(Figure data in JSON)

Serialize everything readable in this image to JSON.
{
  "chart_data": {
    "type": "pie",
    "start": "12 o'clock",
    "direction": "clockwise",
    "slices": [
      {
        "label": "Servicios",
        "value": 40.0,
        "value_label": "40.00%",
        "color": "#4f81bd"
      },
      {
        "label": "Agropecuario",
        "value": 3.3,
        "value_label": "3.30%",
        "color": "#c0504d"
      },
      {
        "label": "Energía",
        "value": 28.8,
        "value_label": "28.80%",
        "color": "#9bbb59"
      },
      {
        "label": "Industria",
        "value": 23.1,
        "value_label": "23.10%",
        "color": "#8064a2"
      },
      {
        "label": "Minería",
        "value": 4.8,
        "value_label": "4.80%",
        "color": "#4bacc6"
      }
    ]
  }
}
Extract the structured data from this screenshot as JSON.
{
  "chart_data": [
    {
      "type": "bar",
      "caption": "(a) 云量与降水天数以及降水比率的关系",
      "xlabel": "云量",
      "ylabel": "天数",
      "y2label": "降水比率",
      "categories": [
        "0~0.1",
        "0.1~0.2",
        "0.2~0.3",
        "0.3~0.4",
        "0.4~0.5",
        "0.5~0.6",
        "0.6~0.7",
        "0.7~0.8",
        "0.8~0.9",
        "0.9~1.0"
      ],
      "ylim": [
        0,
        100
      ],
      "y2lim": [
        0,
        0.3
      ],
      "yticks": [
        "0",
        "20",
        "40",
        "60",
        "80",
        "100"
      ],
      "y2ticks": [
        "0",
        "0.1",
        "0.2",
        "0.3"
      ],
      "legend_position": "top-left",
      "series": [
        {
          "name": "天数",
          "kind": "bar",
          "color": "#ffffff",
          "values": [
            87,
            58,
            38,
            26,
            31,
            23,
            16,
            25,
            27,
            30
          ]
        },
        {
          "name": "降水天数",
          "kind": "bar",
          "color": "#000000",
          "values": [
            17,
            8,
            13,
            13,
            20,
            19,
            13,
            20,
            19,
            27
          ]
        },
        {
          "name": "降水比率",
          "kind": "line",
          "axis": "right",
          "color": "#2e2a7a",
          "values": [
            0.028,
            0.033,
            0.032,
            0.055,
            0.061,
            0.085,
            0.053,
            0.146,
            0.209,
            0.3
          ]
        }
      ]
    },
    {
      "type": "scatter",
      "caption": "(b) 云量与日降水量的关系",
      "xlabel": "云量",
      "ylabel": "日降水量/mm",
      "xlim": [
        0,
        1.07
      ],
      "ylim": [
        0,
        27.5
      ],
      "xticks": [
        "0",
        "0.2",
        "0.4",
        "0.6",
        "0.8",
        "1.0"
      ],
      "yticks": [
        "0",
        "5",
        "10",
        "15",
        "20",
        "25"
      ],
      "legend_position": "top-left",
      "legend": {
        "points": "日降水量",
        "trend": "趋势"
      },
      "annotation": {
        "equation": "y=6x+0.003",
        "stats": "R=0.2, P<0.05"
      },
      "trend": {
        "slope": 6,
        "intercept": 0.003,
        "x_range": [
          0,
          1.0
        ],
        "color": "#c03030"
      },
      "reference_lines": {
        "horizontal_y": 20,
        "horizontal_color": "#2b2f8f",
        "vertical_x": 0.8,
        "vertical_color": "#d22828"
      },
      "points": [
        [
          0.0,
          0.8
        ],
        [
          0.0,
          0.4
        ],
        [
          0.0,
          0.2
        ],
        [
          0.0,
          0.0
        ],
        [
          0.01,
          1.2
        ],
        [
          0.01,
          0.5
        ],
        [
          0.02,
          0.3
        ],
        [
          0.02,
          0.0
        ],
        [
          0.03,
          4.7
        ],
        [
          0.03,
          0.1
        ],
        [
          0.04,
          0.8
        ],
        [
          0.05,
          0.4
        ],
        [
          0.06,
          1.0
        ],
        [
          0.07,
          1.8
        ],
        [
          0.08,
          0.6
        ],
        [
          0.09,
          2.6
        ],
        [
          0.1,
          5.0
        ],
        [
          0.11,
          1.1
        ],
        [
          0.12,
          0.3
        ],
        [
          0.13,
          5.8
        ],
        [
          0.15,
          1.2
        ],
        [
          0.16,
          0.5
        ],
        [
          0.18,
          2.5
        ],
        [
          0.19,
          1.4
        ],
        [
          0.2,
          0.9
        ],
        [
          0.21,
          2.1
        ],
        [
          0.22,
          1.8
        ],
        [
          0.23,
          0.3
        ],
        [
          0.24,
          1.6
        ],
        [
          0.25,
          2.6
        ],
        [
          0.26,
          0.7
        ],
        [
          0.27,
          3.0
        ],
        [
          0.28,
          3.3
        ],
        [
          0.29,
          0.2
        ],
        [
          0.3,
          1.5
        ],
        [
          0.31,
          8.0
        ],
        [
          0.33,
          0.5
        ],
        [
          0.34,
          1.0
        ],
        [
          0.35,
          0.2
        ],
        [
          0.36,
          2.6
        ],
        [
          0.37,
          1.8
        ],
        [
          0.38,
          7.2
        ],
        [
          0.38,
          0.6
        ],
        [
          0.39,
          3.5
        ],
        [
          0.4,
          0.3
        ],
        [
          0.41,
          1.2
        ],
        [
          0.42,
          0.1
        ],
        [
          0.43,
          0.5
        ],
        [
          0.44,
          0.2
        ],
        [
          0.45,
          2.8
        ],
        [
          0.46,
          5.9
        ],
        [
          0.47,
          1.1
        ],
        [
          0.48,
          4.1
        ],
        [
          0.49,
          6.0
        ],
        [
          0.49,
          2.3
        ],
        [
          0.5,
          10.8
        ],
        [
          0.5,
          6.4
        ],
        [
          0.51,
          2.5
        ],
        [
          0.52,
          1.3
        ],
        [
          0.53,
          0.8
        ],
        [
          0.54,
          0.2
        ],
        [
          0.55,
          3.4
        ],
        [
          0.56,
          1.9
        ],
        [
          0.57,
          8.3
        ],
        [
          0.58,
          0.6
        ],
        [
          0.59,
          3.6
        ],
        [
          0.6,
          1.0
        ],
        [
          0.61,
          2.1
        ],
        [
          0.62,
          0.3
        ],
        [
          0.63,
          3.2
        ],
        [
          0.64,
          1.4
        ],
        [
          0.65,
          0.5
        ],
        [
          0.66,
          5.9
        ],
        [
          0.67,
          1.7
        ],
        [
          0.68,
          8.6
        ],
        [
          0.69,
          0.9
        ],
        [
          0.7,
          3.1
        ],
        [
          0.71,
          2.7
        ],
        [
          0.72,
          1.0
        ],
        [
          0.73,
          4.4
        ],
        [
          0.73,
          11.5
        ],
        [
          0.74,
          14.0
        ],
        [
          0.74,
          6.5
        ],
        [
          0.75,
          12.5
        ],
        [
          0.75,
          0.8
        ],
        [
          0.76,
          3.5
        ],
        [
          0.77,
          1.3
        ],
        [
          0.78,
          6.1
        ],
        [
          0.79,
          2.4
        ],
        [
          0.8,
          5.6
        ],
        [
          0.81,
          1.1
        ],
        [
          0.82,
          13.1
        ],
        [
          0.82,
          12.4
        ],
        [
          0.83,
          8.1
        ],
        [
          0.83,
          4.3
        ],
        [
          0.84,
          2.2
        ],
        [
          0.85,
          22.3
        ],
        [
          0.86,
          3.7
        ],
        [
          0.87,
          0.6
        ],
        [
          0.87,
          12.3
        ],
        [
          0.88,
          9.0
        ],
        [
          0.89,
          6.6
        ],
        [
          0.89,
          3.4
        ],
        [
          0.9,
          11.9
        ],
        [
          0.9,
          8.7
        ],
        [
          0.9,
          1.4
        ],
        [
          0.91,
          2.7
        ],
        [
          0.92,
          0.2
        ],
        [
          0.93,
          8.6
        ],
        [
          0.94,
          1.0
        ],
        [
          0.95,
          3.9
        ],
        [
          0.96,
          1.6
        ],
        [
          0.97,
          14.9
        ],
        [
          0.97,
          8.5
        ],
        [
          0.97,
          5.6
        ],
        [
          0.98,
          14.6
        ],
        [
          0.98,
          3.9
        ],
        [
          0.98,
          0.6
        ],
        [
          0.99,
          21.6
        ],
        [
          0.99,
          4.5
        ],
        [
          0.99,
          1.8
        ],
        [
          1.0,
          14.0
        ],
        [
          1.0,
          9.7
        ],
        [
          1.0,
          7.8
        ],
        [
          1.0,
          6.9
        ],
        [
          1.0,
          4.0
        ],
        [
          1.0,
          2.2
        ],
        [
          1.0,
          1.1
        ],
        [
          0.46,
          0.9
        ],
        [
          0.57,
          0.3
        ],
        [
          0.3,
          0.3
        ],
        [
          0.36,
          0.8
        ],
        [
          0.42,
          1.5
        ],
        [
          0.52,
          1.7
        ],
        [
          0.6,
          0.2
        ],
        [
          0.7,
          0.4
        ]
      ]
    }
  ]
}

#### WHAT IS NEEDED:
Work out the count of lines containing the word "this", then write only that count.

#### TASK ANSWER:
2